→ Aim
Return the listing below unchanged, minus its pictures.

★ ★ ★ ★ ★ ★ ★

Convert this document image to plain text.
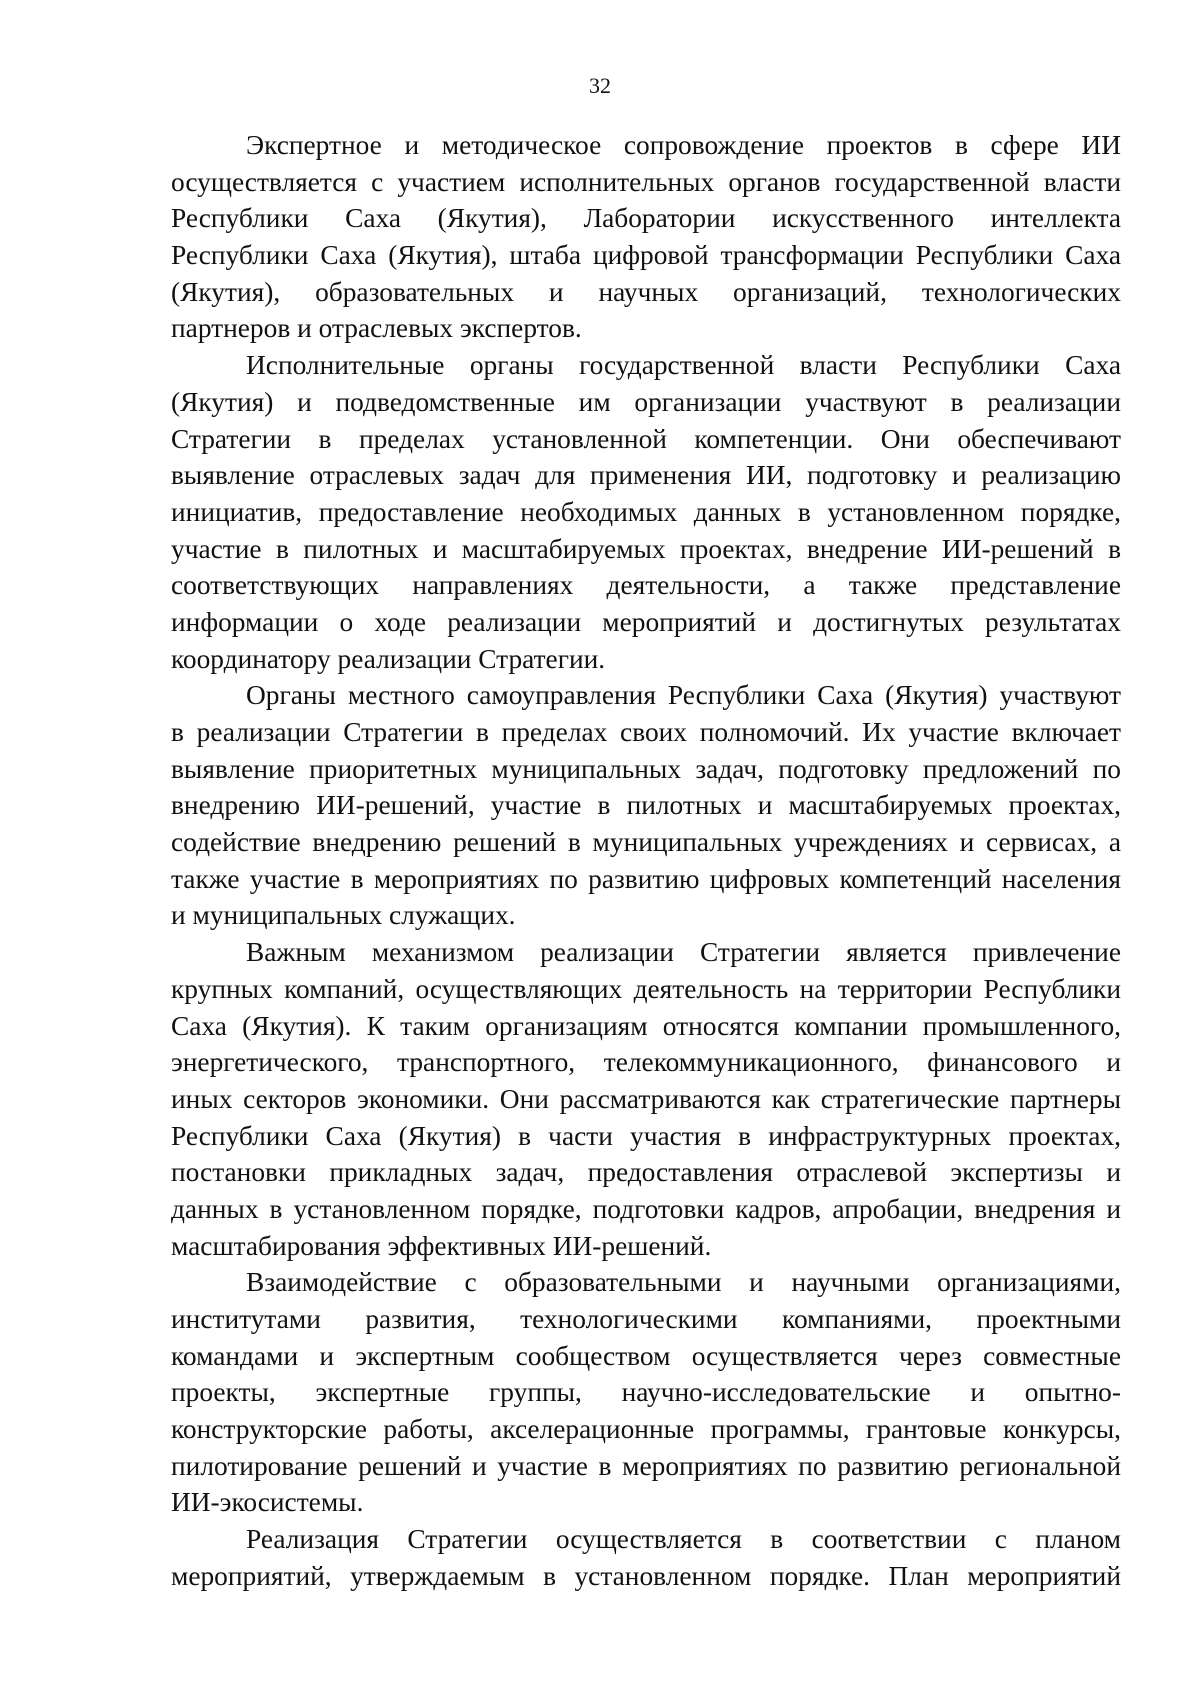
32
Экспертное и методическое сопровождение проектов в сфере ИИ
осуществляется с участием исполнительных органов государственной власти
Республики Саха (Якутия), Лаборатории искусственного интеллекта
Республики Саха (Якутия), штаба цифровой трансформации Республики Саха
(Якутия), образовательных и научных организаций, технологических
партнеров и отраслевых экспертов.
Исполнительные органы государственной власти Республики Саха
(Якутия) и подведомственные им организации участвуют в реализации
Стратегии в пределах установленной компетенции. Они обеспечивают
выявление отраслевых задач для применения ИИ, подготовку и реализацию
инициатив, предоставление необходимых данных в установленном порядке,
участие в пилотных и масштабируемых проектах, внедрение ИИ-решений в
соответствующих направлениях деятельности, а также представление
информации о ходе реализации мероприятий и достигнутых результатах
координатору реализации Стратегии.
Органы местного самоуправления Республики Саха (Якутия) участвуют
в реализации Стратегии в пределах своих полномочий. Их участие включает
выявление приоритетных муниципальных задач, подготовку предложений по
внедрению ИИ-решений, участие в пилотных и масштабируемых проектах,
содействие внедрению решений в муниципальных учреждениях и сервисах, а
также участие в мероприятиях по развитию цифровых компетенций населения
и муниципальных служащих.
Важным механизмом реализации Стратегии является привлечение
крупных компаний, осуществляющих деятельность на территории Республики
Саха (Якутия). К таким организациям относятся компании промышленного,
энергетического, транспортного, телекоммуникационного, финансового и
иных секторов экономики. Они рассматриваются как стратегические партнеры
Республики Саха (Якутия) в части участия в инфраструктурных проектах,
постановки прикладных задач, предоставления отраслевой экспертизы и
данных в установленном порядке, подготовки кадров, апробации, внедрения и
масштабирования эффективных ИИ-решений.
Взаимодействие с образовательными и научными организациями,
институтами развития, технологическими компаниями, проектными
командами и экспертным сообществом осуществляется через совместные
проекты, экспертные группы, научно-исследовательские и опытно-
конструкторские работы, акселерационные программы, грантовые конкурсы,
пилотирование решений и участие в мероприятиях по развитию региональной
ИИ-экосистемы.
Реализация Стратегии осуществляется в соответствии с планом
мероприятий, утверждаемым в установленном порядке. План мероприятий
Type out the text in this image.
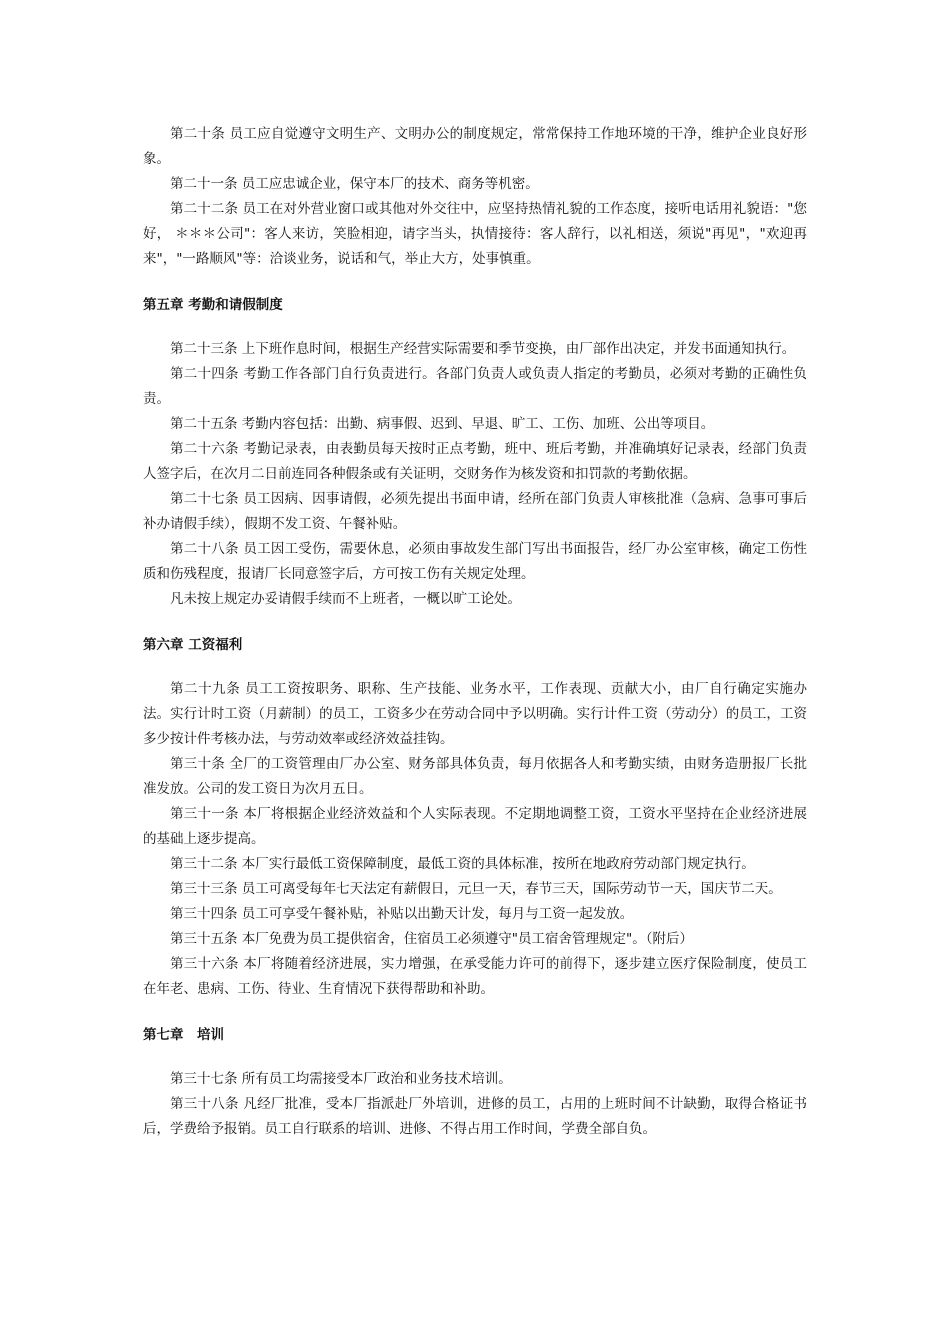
第二十条 员工应自觉遵守文明生产、文明办公的制度规定，常常保持工作地环境的干净，维护企业良好形象。

第二十一条 员工应忠诚企业，保守本厂的技术、商务等机密。

第二十二条 员工在对外营业窗口或其他对外交往中，应坚持热情礼貌的工作态度，接听电话用礼貌语："您好， ＊＊＊公司"：客人来访，笑脸相迎，请字当头，执情接待：客人辞行，以礼相送，须说"再见"，"欢迎再来"，"一路顺风"等：洽谈业务，说话和气，举止大方，处事慎重。

第五章 考勤和请假制度

第二十三条 上下班作息时间，根据生产经营实际需要和季节变换，由厂部作出决定，并发书面通知执行。

第二十四条 考勤工作各部门自行负责进行。各部门负责人或负责人指定的考勤员，必须对考勤的正确性负责。

第二十五条 考勤内容包括：出勤、病事假、迟到、早退、旷工、工伤、加班、公出等项目。

第二十六条 考勤记录表，由表勤员每天按时正点考勤，班中、班后考勤，并准确填好记录表，经部门负责人签字后，在次月二日前连同各种假条或有关证明，交财务作为核发资和扣罚款的考勤依据。

第二十七条 员工因病、因事请假，必须先提出书面申请，经所在部门负责人审核批准（急病、急事可事后补办请假手续），假期不发工资、午餐补贴。

第二十八条 员工因工受伤，需要休息，必须由事故发生部门写出书面报告，经厂办公室审核，确定工伤性质和伤残程度，报请厂长同意签字后，方可按工伤有关规定处理。

凡未按上规定办妥请假手续而不上班者，一概以旷工论处。

第六章 工资福利

第二十九条 员工工资按职务、职称、生产技能、业务水平，工作表现、贡献大小，由厂自行确定实施办法。实行计时工资（月薪制）的员工，工资多少在劳动合同中予以明确。实行计件工资（劳动分）的员工，工资多少按计件考核办法，与劳动效率或经济效益挂钩。

第三十条 全厂的工资管理由厂办公室、财务部具体负责，每月依据各人和考勤实绩，由财务造册报厂长批准发放。公司的发工资日为次月五日。

第三十一条 本厂将根据企业经济效益和个人实际表现。不定期地调整工资，工资水平坚持在企业经济进展的基础上逐步提高。

第三十二条 本厂实行最低工资保障制度，最低工资的具体标准，按所在地政府劳动部门规定执行。

第三十三条 员工可离受每年七天法定有薪假日，元旦一天，春节三天，国际劳动节一天，国庆节二天。

第三十四条 员工可享受午餐补贴，补贴以出勤天计发，每月与工资一起发放。

第三十五条 本厂免费为员工提供宿舍，住宿员工必须遵守"员工宿舍管理规定"。（附后）

第三十六条 本厂将随着经济进展，实力增强，在承受能力许可的前得下，逐步建立医疗保险制度，使员工在年老、患病、工伤、待业、生育情况下获得帮助和补助。

第七章　培训

第三十七条 所有员工均需接受本厂政治和业务技术培训。

第三十八条 凡经厂批准，受本厂指派赴厂外培训，进修的员工，占用的上班时间不计缺勤，取得合格证书后，学费给予报销。员工自行联系的培训、进修、不得占用工作时间，学费全部自负。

★ ★ ★ ★ ★ ★ ★

→ Answer to this task
Convert this document image to plain text.
32
Экспертное и методическое сопровождение проектов в сфере ИИ
осуществляется с участием исполнительных органов государственной власти
Республики Саха (Якутия), Лаборатории искусственного интеллекта
Республики Саха (Якутия), штаба цифровой трансформации Республики Саха
(Якутия), образовательных и научных организаций, технологических
партнеров и отраслевых экспертов.
Исполнительные органы государственной власти Республики Саха
(Якутия) и подведомственные им организации участвуют в реализации
Стратегии в пределах установленной компетенции. Они обеспечивают
выявление отраслевых задач для применения ИИ, подготовку и реализацию
инициатив, предоставление необходимых данных в установленном порядке,
участие в пилотных и масштабируемых проектах, внедрение ИИ-решений в
соответствующих направлениях деятельности, а также представление
информации о ходе реализации мероприятий и достигнутых результатах
координатору реализации Стратегии.
Органы местного самоуправления Республики Саха (Якутия) участвуют
в реализации Стратегии в пределах своих полномочий. Их участие включает
выявление приоритетных муниципальных задач, подготовку предложений по
внедрению ИИ-решений, участие в пилотных и масштабируемых проектах,
содействие внедрению решений в муниципальных учреждениях и сервисах, а
также участие в мероприятиях по развитию цифровых компетенций населения
и муниципальных служащих.
Важным механизмом реализации Стратегии является привлечение
крупных компаний, осуществляющих деятельность на территории Республики
Саха (Якутия). К таким организациям относятся компании промышленного,
энергетического, транспортного, телекоммуникационного, финансового и
иных секторов экономики. Они рассматриваются как стратегические партнеры
Республики Саха (Якутия) в части участия в инфраструктурных проектах,
постановки прикладных задач, предоставления отраслевой экспертизы и
данных в установленном порядке, подготовки кадров, апробации, внедрения и
масштабирования эффективных ИИ-решений.
Взаимодействие с образовательными и научными организациями,
институтами развития, технологическими компаниями, проектными
командами и экспертным сообществом осуществляется через совместные
проекты, экспертные группы, научно-исследовательские и опытно-
конструкторские работы, акселерационные программы, грантовые конкурсы,
пилотирование решений и участие в мероприятиях по развитию региональной
ИИ-экосистемы.
Реализация Стратегии осуществляется в соответствии с планом
мероприятий, утверждаемым в установленном порядке. План мероприятий
Type out the text in this image.
第二十条 员工应自觉遵守文明生产、文明办公的制度规定，常常保持工作地环境的干净，维护企业良好形象。

第二十一条 员工应忠诚企业，保守本厂的技术、商务等机密。

第二十二条 员工在对外营业窗口或其他对外交往中，应坚持热情礼貌的工作态度，接听电话用礼貌语："您好， ＊＊＊公司"：客人来访，笑脸相迎，请字当头，执情接待：客人辞行，以礼相送，须说"再见"，"欢迎再来"，"一路顺风"等：洽谈业务，说话和气，举止大方，处事慎重。

第五章 考勤和请假制度

第二十三条 上下班作息时间，根据生产经营实际需要和季节变换，由厂部作出决定，并发书面通知执行。

第二十四条 考勤工作各部门自行负责进行。各部门负责人或负责人指定的考勤员，必须对考勤的正确性负责。

第二十五条 考勤内容包括：出勤、病事假、迟到、早退、旷工、工伤、加班、公出等项目。

第二十六条 考勤记录表，由表勤员每天按时正点考勤，班中、班后考勤，并准确填好记录表，经部门负责人签字后，在次月二日前连同各种假条或有关证明，交财务作为核发资和扣罚款的考勤依据。

第二十七条 员工因病、因事请假，必须先提出书面申请，经所在部门负责人审核批准（急病、急事可事后补办请假手续），假期不发工资、午餐补贴。

第二十八条 员工因工受伤，需要休息，必须由事故发生部门写出书面报告，经厂办公室审核，确定工伤性质和伤残程度，报请厂长同意签字后，方可按工伤有关规定处理。

凡未按上规定办妥请假手续而不上班者，一概以旷工论处。

第六章 工资福利

第二十九条 员工工资按职务、职称、生产技能、业务水平，工作表现、贡献大小，由厂自行确定实施办法。实行计时工资（月薪制）的员工，工资多少在劳动合同中予以明确。实行计件工资（劳动分）的员工，工资多少按计件考核办法，与劳动效率或经济效益挂钩。

第三十条 全厂的工资管理由厂办公室、财务部具体负责，每月依据各人和考勤实绩，由财务造册报厂长批准发放。公司的发工资日为次月五日。

第三十一条 本厂将根据企业经济效益和个人实际表现。不定期地调整工资，工资水平坚持在企业经济进展的基础上逐步提高。

第三十二条 本厂实行最低工资保障制度，最低工资的具体标准，按所在地政府劳动部门规定执行。

第三十三条 员工可离受每年七天法定有薪假日，元旦一天，春节三天，国际劳动节一天，国庆节二天。

第三十四条 员工可享受午餐补贴，补贴以出勤天计发，每月与工资一起发放。

第三十五条 本厂免费为员工提供宿舍，住宿员工必须遵守"员工宿舍管理规定"。（附后）

第三十六条 本厂将随着经济进展，实力增强，在承受能力许可的前得下，逐步建立医疗保险制度，使员工在年老、患病、工伤、待业、生育情况下获得帮助和补助。

第七章　培训

第三十七条 所有员工均需接受本厂政治和业务技术培训。

第三十八条 凡经厂批准，受本厂指派赴厂外培训，进修的员工，占用的上班时间不计缺勤，取得合格证书后，学费给予报销。员工自行联系的培训、进修、不得占用工作时间，学费全部自负。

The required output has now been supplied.